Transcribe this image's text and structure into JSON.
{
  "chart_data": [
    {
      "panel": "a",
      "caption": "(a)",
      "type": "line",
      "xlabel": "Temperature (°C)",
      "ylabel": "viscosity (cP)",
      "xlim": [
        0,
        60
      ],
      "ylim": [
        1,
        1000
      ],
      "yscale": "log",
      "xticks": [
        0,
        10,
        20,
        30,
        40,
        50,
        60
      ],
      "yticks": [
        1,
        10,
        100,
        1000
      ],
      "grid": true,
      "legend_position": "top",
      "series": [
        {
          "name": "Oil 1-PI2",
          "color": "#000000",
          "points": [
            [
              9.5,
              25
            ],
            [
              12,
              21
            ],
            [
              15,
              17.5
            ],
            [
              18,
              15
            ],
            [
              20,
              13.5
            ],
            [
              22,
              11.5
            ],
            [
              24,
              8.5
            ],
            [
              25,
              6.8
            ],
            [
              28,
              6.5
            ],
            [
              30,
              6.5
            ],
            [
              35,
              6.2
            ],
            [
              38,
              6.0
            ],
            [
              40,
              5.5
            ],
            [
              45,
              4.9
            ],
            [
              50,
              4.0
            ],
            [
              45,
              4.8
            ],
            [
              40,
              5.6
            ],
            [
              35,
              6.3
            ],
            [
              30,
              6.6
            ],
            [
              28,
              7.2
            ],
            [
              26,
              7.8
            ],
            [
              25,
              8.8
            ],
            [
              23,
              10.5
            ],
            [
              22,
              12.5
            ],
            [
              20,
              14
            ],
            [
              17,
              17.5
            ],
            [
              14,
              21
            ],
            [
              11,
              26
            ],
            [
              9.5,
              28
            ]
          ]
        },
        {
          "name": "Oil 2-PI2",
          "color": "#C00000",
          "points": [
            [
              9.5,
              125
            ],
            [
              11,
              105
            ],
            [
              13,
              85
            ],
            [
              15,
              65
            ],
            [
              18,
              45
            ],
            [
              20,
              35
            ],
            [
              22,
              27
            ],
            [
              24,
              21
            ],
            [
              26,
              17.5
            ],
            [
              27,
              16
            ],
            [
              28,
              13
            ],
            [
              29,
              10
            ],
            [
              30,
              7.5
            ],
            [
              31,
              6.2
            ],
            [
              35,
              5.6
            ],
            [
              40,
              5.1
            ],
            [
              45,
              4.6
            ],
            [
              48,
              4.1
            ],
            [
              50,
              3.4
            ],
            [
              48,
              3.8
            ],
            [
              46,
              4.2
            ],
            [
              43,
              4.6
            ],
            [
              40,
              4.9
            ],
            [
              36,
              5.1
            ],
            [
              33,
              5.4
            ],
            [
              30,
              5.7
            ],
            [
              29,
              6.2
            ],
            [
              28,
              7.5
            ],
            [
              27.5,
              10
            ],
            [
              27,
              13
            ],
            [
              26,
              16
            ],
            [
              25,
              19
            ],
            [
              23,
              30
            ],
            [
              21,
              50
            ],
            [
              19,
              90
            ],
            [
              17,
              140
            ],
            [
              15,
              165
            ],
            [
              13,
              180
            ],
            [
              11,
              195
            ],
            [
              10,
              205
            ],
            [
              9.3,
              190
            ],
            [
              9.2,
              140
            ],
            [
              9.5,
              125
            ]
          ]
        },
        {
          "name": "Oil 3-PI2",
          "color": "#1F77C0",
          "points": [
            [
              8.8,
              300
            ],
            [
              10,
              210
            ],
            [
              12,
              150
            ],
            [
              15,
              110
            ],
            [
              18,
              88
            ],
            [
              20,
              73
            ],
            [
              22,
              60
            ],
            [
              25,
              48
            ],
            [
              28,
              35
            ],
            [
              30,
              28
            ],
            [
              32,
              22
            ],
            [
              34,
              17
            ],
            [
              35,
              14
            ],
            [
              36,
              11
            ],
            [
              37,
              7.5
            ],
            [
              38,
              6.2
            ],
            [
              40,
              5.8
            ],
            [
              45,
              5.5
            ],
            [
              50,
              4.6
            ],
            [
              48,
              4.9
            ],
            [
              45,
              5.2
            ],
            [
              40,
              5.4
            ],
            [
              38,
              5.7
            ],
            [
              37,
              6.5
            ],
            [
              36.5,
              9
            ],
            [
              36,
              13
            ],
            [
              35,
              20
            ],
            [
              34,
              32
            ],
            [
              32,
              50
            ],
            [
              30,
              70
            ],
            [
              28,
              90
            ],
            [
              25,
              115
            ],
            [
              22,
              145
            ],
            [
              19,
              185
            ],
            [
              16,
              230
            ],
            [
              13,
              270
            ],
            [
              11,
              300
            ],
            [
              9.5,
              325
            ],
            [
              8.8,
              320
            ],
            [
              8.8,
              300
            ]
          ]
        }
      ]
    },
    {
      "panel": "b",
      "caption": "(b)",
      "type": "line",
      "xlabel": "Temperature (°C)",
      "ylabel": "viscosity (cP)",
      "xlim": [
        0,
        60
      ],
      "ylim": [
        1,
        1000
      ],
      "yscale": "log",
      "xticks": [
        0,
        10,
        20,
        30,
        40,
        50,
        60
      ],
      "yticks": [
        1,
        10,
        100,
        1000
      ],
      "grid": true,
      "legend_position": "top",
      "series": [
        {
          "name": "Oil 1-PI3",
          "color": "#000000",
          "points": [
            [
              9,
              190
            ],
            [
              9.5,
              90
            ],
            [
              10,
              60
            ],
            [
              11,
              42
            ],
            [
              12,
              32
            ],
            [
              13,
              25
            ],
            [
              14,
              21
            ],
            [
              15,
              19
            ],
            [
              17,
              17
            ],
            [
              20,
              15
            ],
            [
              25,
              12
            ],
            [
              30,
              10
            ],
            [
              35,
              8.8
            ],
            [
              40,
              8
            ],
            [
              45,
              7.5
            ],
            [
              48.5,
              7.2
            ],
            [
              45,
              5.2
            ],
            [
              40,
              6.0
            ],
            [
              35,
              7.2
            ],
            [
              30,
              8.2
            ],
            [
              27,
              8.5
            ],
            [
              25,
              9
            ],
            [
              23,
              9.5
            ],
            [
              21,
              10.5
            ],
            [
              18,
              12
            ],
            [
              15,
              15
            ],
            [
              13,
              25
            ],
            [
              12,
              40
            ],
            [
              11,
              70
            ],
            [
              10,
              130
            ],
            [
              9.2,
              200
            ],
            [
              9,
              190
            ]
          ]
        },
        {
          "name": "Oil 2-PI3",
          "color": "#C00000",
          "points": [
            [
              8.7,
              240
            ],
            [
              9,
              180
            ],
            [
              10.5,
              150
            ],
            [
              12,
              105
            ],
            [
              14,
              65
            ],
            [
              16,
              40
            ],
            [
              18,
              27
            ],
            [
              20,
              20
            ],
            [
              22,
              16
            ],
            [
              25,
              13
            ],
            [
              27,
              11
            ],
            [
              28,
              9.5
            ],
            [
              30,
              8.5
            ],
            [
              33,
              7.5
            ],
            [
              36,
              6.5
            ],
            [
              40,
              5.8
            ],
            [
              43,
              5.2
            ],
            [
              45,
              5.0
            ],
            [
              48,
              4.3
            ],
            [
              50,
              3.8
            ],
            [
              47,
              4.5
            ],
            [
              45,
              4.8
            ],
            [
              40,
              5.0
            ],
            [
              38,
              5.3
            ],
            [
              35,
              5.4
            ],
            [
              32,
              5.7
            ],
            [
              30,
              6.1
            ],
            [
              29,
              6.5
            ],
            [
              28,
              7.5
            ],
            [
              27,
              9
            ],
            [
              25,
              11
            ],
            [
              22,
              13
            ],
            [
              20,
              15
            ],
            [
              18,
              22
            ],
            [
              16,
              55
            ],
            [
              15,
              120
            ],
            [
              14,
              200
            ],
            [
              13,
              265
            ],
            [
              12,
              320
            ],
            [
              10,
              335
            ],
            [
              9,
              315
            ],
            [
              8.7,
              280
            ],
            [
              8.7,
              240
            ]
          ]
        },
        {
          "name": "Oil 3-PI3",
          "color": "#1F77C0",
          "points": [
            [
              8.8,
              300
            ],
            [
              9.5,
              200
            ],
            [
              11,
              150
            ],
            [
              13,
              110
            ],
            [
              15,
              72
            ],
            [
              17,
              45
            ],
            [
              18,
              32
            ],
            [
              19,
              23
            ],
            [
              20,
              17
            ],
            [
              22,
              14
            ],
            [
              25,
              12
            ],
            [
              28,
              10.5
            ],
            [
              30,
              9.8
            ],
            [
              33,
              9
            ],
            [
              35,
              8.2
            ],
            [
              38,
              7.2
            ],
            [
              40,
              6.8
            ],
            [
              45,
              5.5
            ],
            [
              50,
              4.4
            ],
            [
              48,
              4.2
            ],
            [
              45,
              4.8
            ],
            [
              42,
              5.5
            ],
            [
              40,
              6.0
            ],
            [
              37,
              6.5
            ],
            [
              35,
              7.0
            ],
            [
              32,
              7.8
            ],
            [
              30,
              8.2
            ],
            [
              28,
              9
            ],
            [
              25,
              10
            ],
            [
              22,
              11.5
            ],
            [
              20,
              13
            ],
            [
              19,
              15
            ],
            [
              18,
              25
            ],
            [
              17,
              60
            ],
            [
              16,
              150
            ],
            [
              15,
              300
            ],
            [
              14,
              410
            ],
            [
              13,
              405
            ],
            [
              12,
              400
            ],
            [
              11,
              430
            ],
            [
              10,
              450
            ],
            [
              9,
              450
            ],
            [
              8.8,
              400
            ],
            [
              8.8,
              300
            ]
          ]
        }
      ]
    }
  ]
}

* Exercise goal: From the records above, copy every line that holds the word "name".

* Solution for this problem:
          "name": "Oil 1-PI2",
          "name": "Oil 2-PI2",
          "name": "Oil 3-PI2",
          "name": "Oil 1-PI3",
          "name": "Oil 2-PI3",
          "name": "Oil 3-PI3",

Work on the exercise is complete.